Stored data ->

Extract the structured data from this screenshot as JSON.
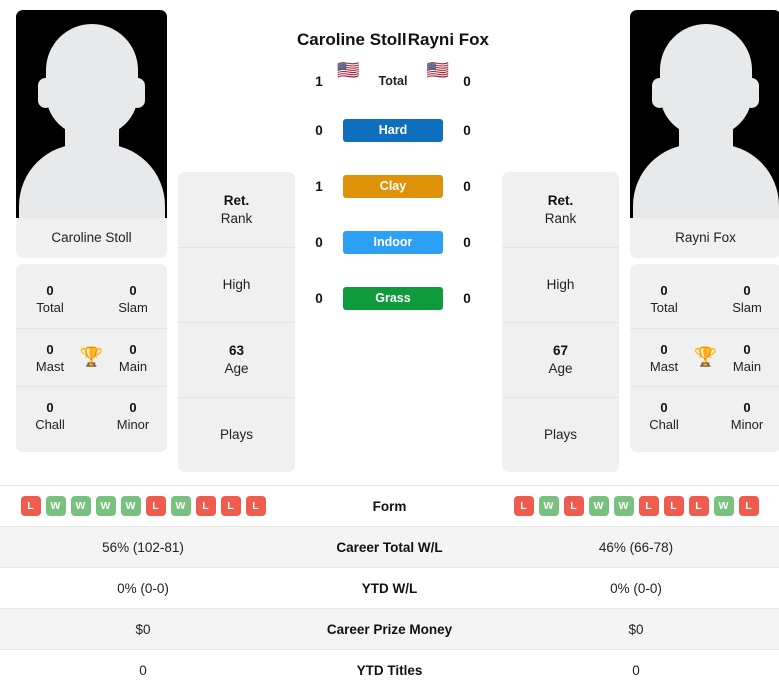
{
  "players": {
    "left": {
      "name": "Caroline Stoll",
      "photo_caption": "Caroline Stoll",
      "flag": "🇺🇸",
      "flag_name": "flag-united-states",
      "rank_value": "Ret.",
      "rank_label": "Rank",
      "high_value": "",
      "high_label": "High",
      "age_value": "63",
      "age_label": "Age",
      "plays_value": "",
      "plays_label": "Plays",
      "titles": {
        "total_value": "0",
        "total_label": "Total",
        "slam_value": "0",
        "slam_label": "Slam",
        "mast_value": "0",
        "mast_label": "Mast",
        "main_value": "0",
        "main_label": "Main",
        "chall_value": "0",
        "chall_label": "Chall",
        "minor_value": "0",
        "minor_label": "Minor"
      },
      "form": [
        "L",
        "W",
        "W",
        "W",
        "W",
        "L",
        "W",
        "L",
        "L",
        "L"
      ],
      "career_total_wl": "56% (102-81)",
      "ytd_wl": "0% (0-0)",
      "career_prize_money": "$0",
      "ytd_titles": "0"
    },
    "right": {
      "name": "Rayni Fox",
      "photo_caption": "Rayni Fox",
      "flag": "🇺🇸",
      "flag_name": "flag-united-states",
      "rank_value": "Ret.",
      "rank_label": "Rank",
      "high_value": "",
      "high_label": "High",
      "age_value": "67",
      "age_label": "Age",
      "plays_value": "",
      "plays_label": "Plays",
      "titles": {
        "total_value": "0",
        "total_label": "Total",
        "slam_value": "0",
        "slam_label": "Slam",
        "mast_value": "0",
        "mast_label": "Mast",
        "main_value": "0",
        "main_label": "Main",
        "chall_value": "0",
        "chall_label": "Chall",
        "minor_value": "0",
        "minor_label": "Minor"
      },
      "form": [
        "L",
        "W",
        "L",
        "W",
        "W",
        "L",
        "L",
        "L",
        "W",
        "L"
      ],
      "career_total_wl": "46% (66-78)",
      "ytd_wl": "0% (0-0)",
      "career_prize_money": "$0",
      "ytd_titles": "0"
    }
  },
  "head_to_head": [
    {
      "label": "Total",
      "left": "1",
      "right": "0",
      "badge": false,
      "color": ""
    },
    {
      "label": "Hard",
      "left": "0",
      "right": "0",
      "badge": true,
      "color": "#0d6fbd"
    },
    {
      "label": "Clay",
      "left": "1",
      "right": "0",
      "badge": true,
      "color": "#dd9209"
    },
    {
      "label": "Indoor",
      "left": "0",
      "right": "0",
      "badge": true,
      "color": "#2ba0f5"
    },
    {
      "label": "Grass",
      "left": "0",
      "right": "0",
      "badge": true,
      "color": "#0f9a3c"
    }
  ],
  "trophy_icon": "🏆",
  "stats_rows": [
    {
      "label": "Form",
      "type": "form"
    },
    {
      "label": "Career Total W/L",
      "type": "text",
      "key": "career_total_wl"
    },
    {
      "label": "YTD W/L",
      "type": "text",
      "key": "ytd_wl"
    },
    {
      "label": "Career Prize Money",
      "type": "text",
      "key": "career_prize_money"
    },
    {
      "label": "YTD Titles",
      "type": "text",
      "key": "ytd_titles"
    }
  ],
  "colors": {
    "win": "#78c17e",
    "loss": "#ef5b4c",
    "card_bg": "#f0f0f0",
    "stripe": "#f4f4f4"
  }
}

Work to do ->
Retype the listing exactly. Pictures do not belong in the copy.

The reply ->
Extract the structured data from this screenshot as JSON.
{
  "players": {
    "left": {
      "name": "Caroline Stoll",
      "photo_caption": "Caroline Stoll",
      "flag": "🇺🇸",
      "flag_name": "flag-united-states",
      "rank_value": "Ret.",
      "rank_label": "Rank",
      "high_value": "",
      "high_label": "High",
      "age_value": "63",
      "age_label": "Age",
      "plays_value": "",
      "plays_label": "Plays",
      "titles": {
        "total_value": "0",
        "total_label": "Total",
        "slam_value": "0",
        "slam_label": "Slam",
        "mast_value": "0",
        "mast_label": "Mast",
        "main_value": "0",
        "main_label": "Main",
        "chall_value": "0",
        "chall_label": "Chall",
        "minor_value": "0",
        "minor_label": "Minor"
      },
      "form": [
        "L",
        "W",
        "W",
        "W",
        "W",
        "L",
        "W",
        "L",
        "L",
        "L"
      ],
      "career_total_wl": "56% (102-81)",
      "ytd_wl": "0% (0-0)",
      "career_prize_money": "$0",
      "ytd_titles": "0"
    },
    "right": {
      "name": "Rayni Fox",
      "photo_caption": "Rayni Fox",
      "flag": "🇺🇸",
      "flag_name": "flag-united-states",
      "rank_value": "Ret.",
      "rank_label": "Rank",
      "high_value": "",
      "high_label": "High",
      "age_value": "67",
      "age_label": "Age",
      "plays_value": "",
      "plays_label": "Plays",
      "titles": {
        "total_value": "0",
        "total_label": "Total",
        "slam_value": "0",
        "slam_label": "Slam",
        "mast_value": "0",
        "mast_label": "Mast",
        "main_value": "0",
        "main_label": "Main",
        "chall_value": "0",
        "chall_label": "Chall",
        "minor_value": "0",
        "minor_label": "Minor"
      },
      "form": [
        "L",
        "W",
        "L",
        "W",
        "W",
        "L",
        "L",
        "L",
        "W",
        "L"
      ],
      "career_total_wl": "46% (66-78)",
      "ytd_wl": "0% (0-0)",
      "career_prize_money": "$0",
      "ytd_titles": "0"
    }
  },
  "head_to_head": [
    {
      "label": "Total",
      "left": "1",
      "right": "0",
      "badge": false,
      "color": ""
    },
    {
      "label": "Hard",
      "left": "0",
      "right": "0",
      "badge": true,
      "color": "#0d6fbd"
    },
    {
      "label": "Clay",
      "left": "1",
      "right": "0",
      "badge": true,
      "color": "#dd9209"
    },
    {
      "label": "Indoor",
      "left": "0",
      "right": "0",
      "badge": true,
      "color": "#2ba0f5"
    },
    {
      "label": "Grass",
      "left": "0",
      "right": "0",
      "badge": true,
      "color": "#0f9a3c"
    }
  ],
  "trophy_icon": "🏆",
  "stats_rows": [
    {
      "label": "Form",
      "type": "form"
    },
    {
      "label": "Career Total W/L",
      "type": "text",
      "key": "career_total_wl"
    },
    {
      "label": "YTD W/L",
      "type": "text",
      "key": "ytd_wl"
    },
    {
      "label": "Career Prize Money",
      "type": "text",
      "key": "career_prize_money"
    },
    {
      "label": "YTD Titles",
      "type": "text",
      "key": "ytd_titles"
    }
  ],
  "colors": {
    "win": "#78c17e",
    "loss": "#ef5b4c",
    "card_bg": "#f0f0f0",
    "stripe": "#f4f4f4"
  }
}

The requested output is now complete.